## What to produce:
Give every line back verbatim, dropping all images.

======== Provided data

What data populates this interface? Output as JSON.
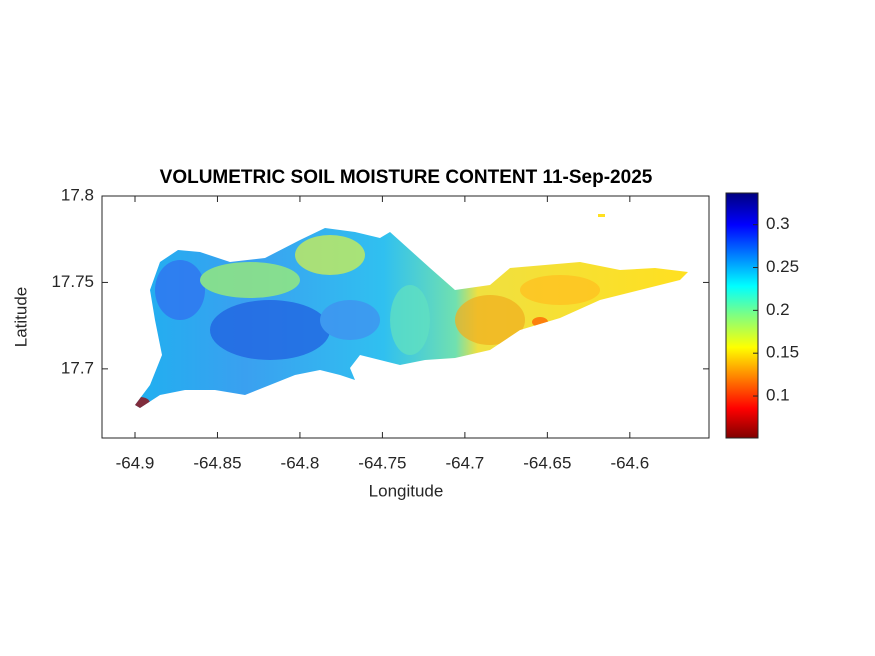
{
  "chart_data": {
    "type": "heatmap",
    "title": "VOLUMETRIC SOIL MOISTURE CONTENT 11-Sep-2025",
    "x_label": "Longitude",
    "y_label": "Latitude",
    "xlim": [
      -64.92,
      -64.552
    ],
    "xticks": [
      -64.9,
      -64.85,
      -64.8,
      -64.75,
      -64.7,
      -64.65,
      -64.6
    ],
    "ylim": [
      17.66,
      17.8
    ],
    "yticks": [
      17.7,
      17.75,
      17.8
    ],
    "colormap": "jet",
    "clim": [
      0.051,
      0.337
    ],
    "cticks": [
      0.1,
      0.15,
      0.2,
      0.25,
      0.3
    ]
  }
}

================

## Exercise solution:
What data populates this interface? Output as JSON.
{
  "chart_data": {
    "type": "heatmap",
    "title": "VOLUMETRIC SOIL MOISTURE CONTENT 11-Sep-2025",
    "x_label": "Longitude",
    "y_label": "Latitude",
    "xlim": [
      -64.92,
      -64.552
    ],
    "xticks": [
      -64.9,
      -64.85,
      -64.8,
      -64.75,
      -64.7,
      -64.65,
      -64.6
    ],
    "ylim": [
      17.66,
      17.8
    ],
    "yticks": [
      17.7,
      17.75,
      17.8
    ],
    "colormap": "jet",
    "clim": [
      0.051,
      0.337
    ],
    "cticks": [
      0.1,
      0.15,
      0.2,
      0.25,
      0.3
    ]
  }
}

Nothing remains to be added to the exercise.